Output each entry verbatim and exclude every picture from it.

Excerpt from a dataset
----

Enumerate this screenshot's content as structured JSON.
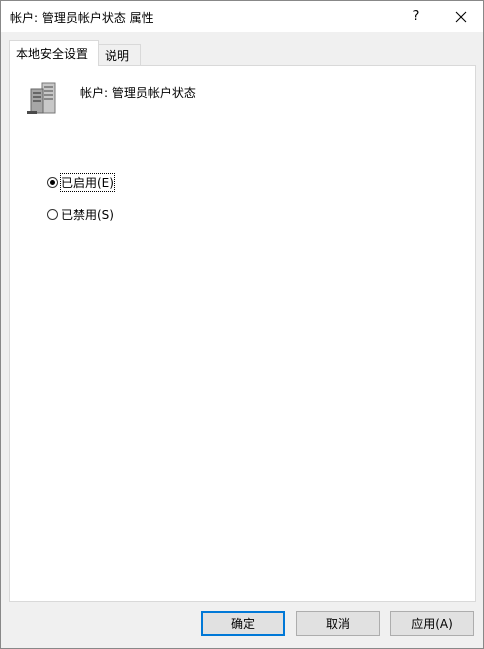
{
  "window": {
    "title": "帐户: 管理员帐户状态 属性",
    "help_label": "?"
  },
  "tabs": [
    {
      "label": "本地安全设置",
      "active": true
    },
    {
      "label": "说明",
      "active": false
    }
  ],
  "policy": {
    "name": "帐户: 管理员帐户状态",
    "icon": "server-icon"
  },
  "options": {
    "enabled_label": "已启用(E)",
    "disabled_label": "已禁用(S)",
    "selected": "enabled"
  },
  "buttons": {
    "ok_label": "确定",
    "cancel_label": "取消",
    "apply_label": "应用(A)"
  },
  "colors": {
    "accent": "#0078d7"
  }
}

----

== Exercise output ==
Enumerate this screenshot's content as structured JSON.
{
  "window": {
    "title": "帐户: 管理员帐户状态 属性",
    "help_label": "?"
  },
  "tabs": [
    {
      "label": "本地安全设置",
      "active": true
    },
    {
      "label": "说明",
      "active": false
    }
  ],
  "policy": {
    "name": "帐户: 管理员帐户状态",
    "icon": "server-icon"
  },
  "options": {
    "enabled_label": "已启用(E)",
    "disabled_label": "已禁用(S)",
    "selected": "enabled"
  },
  "buttons": {
    "ok_label": "确定",
    "cancel_label": "取消",
    "apply_label": "应用(A)"
  },
  "colors": {
    "accent": "#0078d7"
  }
}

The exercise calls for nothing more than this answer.